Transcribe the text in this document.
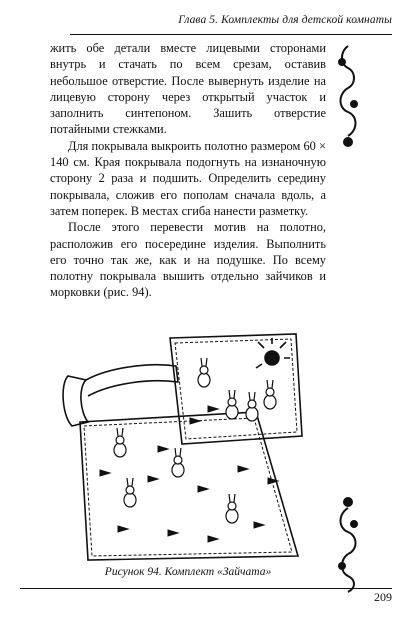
Глава 5. Комплекты для детской комнаты

жить обе детали вместе лицевыми сторонами внутрь и стачать по всем срезам, оставив небольшое отверстие. После вывернуть изделие на лицевую сторону через открытый участок и заполнить синтепоном. Зашить отверстие потайными стежками.

Для покрывала выкроить полотно размером 60 × 140 см. Края покрывала подогнуть на изнаночную сторону 2 раза и подшить. Определить середину покрывала, сложив его пополам сначала вдоль, а затем поперек. В местах сгиба нанести разметку.

После этого перевести мотив на полотно, расположив его посередине изделия. Выполнить его точно так же, как и на подушке. По всему полотну покрывала вышить отдельно зайчиков и морковки (рис. 94).

Рисунок 94. Комплект «Зайчата»
209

-- Aim of the exercise --
Make an exact copy of the listing above. Do not include the pictures.

-- Expected answer --
Transcribe the text in this document.
Глава 5. Комплекты для детской комнаты

жить обе детали вместе лицевыми сторонами внутрь и стачать по всем срезам, оставив небольшое отверстие. После вывернуть изделие на лицевую сторону через открытый участок и заполнить синтепоном. Зашить отверстие потайными стежками.

Для покрывала выкроить полотно размером 60 × 140 см. Края покрывала подогнуть на изнаночную сторону 2 раза и подшить. Определить середину покрывала, сложив его пополам сначала вдоль, а затем поперек. В местах сгиба нанести разметку.

После этого перевести мотив на полотно, расположив его посередине изделия. Выполнить его точно так же, как и на подушке. По всему полотну покрывала вышить отдельно зайчиков и морковки (рис. 94).

Рисунок 94. Комплект «Зайчата»
209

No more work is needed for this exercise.